##### Record extracts #####

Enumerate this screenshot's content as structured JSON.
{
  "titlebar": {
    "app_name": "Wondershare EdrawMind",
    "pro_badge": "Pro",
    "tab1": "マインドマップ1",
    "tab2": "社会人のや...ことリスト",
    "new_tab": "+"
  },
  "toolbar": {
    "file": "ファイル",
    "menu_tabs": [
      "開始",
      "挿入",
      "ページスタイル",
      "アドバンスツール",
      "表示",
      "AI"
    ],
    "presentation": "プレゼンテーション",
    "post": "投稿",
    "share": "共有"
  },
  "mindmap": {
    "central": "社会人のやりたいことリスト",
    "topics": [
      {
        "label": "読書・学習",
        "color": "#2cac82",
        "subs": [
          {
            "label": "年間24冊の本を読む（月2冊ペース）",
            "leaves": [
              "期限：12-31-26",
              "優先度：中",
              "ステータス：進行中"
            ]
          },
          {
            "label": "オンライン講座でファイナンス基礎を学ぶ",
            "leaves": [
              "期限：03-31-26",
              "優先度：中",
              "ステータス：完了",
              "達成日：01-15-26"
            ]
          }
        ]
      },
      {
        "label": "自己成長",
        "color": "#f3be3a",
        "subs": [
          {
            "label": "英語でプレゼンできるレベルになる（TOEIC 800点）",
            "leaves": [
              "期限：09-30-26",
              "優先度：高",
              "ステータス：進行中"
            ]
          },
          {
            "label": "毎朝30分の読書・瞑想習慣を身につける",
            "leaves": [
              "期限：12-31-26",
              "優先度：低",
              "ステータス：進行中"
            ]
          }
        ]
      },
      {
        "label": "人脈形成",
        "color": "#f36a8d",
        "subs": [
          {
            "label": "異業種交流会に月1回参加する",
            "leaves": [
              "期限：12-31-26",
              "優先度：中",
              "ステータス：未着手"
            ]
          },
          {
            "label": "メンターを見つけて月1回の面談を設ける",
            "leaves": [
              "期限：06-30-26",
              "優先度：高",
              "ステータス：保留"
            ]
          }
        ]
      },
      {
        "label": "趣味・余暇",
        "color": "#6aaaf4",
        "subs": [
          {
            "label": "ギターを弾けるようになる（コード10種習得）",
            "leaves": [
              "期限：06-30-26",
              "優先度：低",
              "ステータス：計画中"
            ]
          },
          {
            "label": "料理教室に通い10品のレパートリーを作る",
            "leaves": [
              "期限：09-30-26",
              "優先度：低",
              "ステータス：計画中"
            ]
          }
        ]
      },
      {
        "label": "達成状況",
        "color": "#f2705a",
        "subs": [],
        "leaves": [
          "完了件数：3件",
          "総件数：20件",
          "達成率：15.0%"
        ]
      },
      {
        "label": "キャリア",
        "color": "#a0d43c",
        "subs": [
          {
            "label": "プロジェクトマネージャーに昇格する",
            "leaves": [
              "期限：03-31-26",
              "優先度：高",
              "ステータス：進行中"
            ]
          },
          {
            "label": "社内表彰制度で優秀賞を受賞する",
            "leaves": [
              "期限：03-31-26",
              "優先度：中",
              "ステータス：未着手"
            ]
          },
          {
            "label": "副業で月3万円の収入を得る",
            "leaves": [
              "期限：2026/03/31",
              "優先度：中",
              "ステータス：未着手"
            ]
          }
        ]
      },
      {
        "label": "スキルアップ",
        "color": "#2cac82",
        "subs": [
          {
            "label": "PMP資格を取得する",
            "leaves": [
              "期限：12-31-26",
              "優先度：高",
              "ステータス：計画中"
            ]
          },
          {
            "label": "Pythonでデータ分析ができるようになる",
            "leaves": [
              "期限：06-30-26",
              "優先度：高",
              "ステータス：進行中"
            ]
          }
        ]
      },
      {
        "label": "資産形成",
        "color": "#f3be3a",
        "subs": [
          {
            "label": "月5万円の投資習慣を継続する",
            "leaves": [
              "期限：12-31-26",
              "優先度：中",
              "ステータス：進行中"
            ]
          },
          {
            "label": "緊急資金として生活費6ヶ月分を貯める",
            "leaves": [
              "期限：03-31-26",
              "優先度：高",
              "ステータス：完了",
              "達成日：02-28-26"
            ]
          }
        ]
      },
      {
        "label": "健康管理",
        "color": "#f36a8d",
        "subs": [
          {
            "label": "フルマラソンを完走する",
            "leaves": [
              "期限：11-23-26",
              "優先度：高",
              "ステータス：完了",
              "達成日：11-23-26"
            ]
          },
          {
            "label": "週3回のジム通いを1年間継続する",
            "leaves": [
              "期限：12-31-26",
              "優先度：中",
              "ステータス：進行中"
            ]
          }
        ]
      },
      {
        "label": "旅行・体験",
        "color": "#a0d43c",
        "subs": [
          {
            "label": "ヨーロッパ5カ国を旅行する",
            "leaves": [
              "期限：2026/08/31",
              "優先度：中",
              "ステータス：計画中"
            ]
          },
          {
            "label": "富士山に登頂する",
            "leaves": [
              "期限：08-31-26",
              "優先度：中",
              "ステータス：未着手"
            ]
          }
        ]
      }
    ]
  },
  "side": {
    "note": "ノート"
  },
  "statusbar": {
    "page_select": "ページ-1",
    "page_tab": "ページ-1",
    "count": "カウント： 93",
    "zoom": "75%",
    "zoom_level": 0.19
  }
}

#####

▶ _Set exercise_: Exactly as shown above, return every record.

▶ _Finished exercise_:
Enumerate this screenshot's content as structured JSON.
{
  "titlebar": {
    "app_name": "Wondershare EdrawMind",
    "pro_badge": "Pro",
    "tab1": "マインドマップ1",
    "tab2": "社会人のや...ことリスト",
    "new_tab": "+"
  },
  "toolbar": {
    "file": "ファイル",
    "menu_tabs": [
      "開始",
      "挿入",
      "ページスタイル",
      "アドバンスツール",
      "表示",
      "AI"
    ],
    "presentation": "プレゼンテーション",
    "post": "投稿",
    "share": "共有"
  },
  "mindmap": {
    "central": "社会人のやりたいことリスト",
    "topics": [
      {
        "label": "読書・学習",
        "color": "#2cac82",
        "subs": [
          {
            "label": "年間24冊の本を読む（月2冊ペース）",
            "leaves": [
              "期限：12-31-26",
              "優先度：中",
              "ステータス：進行中"
            ]
          },
          {
            "label": "オンライン講座でファイナンス基礎を学ぶ",
            "leaves": [
              "期限：03-31-26",
              "優先度：中",
              "ステータス：完了",
              "達成日：01-15-26"
            ]
          }
        ]
      },
      {
        "label": "自己成長",
        "color": "#f3be3a",
        "subs": [
          {
            "label": "英語でプレゼンできるレベルになる（TOEIC 800点）",
            "leaves": [
              "期限：09-30-26",
              "優先度：高",
              "ステータス：進行中"
            ]
          },
          {
            "label": "毎朝30分の読書・瞑想習慣を身につける",
            "leaves": [
              "期限：12-31-26",
              "優先度：低",
              "ステータス：進行中"
            ]
          }
        ]
      },
      {
        "label": "人脈形成",
        "color": "#f36a8d",
        "subs": [
          {
            "label": "異業種交流会に月1回参加する",
            "leaves": [
              "期限：12-31-26",
              "優先度：中",
              "ステータス：未着手"
            ]
          },
          {
            "label": "メンターを見つけて月1回の面談を設ける",
            "leaves": [
              "期限：06-30-26",
              "優先度：高",
              "ステータス：保留"
            ]
          }
        ]
      },
      {
        "label": "趣味・余暇",
        "color": "#6aaaf4",
        "subs": [
          {
            "label": "ギターを弾けるようになる（コード10種習得）",
            "leaves": [
              "期限：06-30-26",
              "優先度：低",
              "ステータス：計画中"
            ]
          },
          {
            "label": "料理教室に通い10品のレパートリーを作る",
            "leaves": [
              "期限：09-30-26",
              "優先度：低",
              "ステータス：計画中"
            ]
          }
        ]
      },
      {
        "label": "達成状況",
        "color": "#f2705a",
        "subs": [],
        "leaves": [
          "完了件数：3件",
          "総件数：20件",
          "達成率：15.0%"
        ]
      },
      {
        "label": "キャリア",
        "color": "#a0d43c",
        "subs": [
          {
            "label": "プロジェクトマネージャーに昇格する",
            "leaves": [
              "期限：03-31-26",
              "優先度：高",
              "ステータス：進行中"
            ]
          },
          {
            "label": "社内表彰制度で優秀賞を受賞する",
            "leaves": [
              "期限：03-31-26",
              "優先度：中",
              "ステータス：未着手"
            ]
          },
          {
            "label": "副業で月3万円の収入を得る",
            "leaves": [
              "期限：2026/03/31",
              "優先度：中",
              "ステータス：未着手"
            ]
          }
        ]
      },
      {
        "label": "スキルアップ",
        "color": "#2cac82",
        "subs": [
          {
            "label": "PMP資格を取得する",
            "leaves": [
              "期限：12-31-26",
              "優先度：高",
              "ステータス：計画中"
            ]
          },
          {
            "label": "Pythonでデータ分析ができるようになる",
            "leaves": [
              "期限：06-30-26",
              "優先度：高",
              "ステータス：進行中"
            ]
          }
        ]
      },
      {
        "label": "資産形成",
        "color": "#f3be3a",
        "subs": [
          {
            "label": "月5万円の投資習慣を継続する",
            "leaves": [
              "期限：12-31-26",
              "優先度：中",
              "ステータス：進行中"
            ]
          },
          {
            "label": "緊急資金として生活費6ヶ月分を貯める",
            "leaves": [
              "期限：03-31-26",
              "優先度：高",
              "ステータス：完了",
              "達成日：02-28-26"
            ]
          }
        ]
      },
      {
        "label": "健康管理",
        "color": "#f36a8d",
        "subs": [
          {
            "label": "フルマラソンを完走する",
            "leaves": [
              "期限：11-23-26",
              "優先度：高",
              "ステータス：完了",
              "達成日：11-23-26"
            ]
          },
          {
            "label": "週3回のジム通いを1年間継続する",
            "leaves": [
              "期限：12-31-26",
              "優先度：中",
              "ステータス：進行中"
            ]
          }
        ]
      },
      {
        "label": "旅行・体験",
        "color": "#a0d43c",
        "subs": [
          {
            "label": "ヨーロッパ5カ国を旅行する",
            "leaves": [
              "期限：2026/08/31",
              "優先度：中",
              "ステータス：計画中"
            ]
          },
          {
            "label": "富士山に登頂する",
            "leaves": [
              "期限：08-31-26",
              "優先度：中",
              "ステータス：未着手"
            ]
          }
        ]
      }
    ]
  },
  "side": {
    "note": "ノート"
  },
  "statusbar": {
    "page_select": "ページ-1",
    "page_tab": "ページ-1",
    "count": "カウント： 93",
    "zoom": "75%",
    "zoom_level": 0.19
  }
}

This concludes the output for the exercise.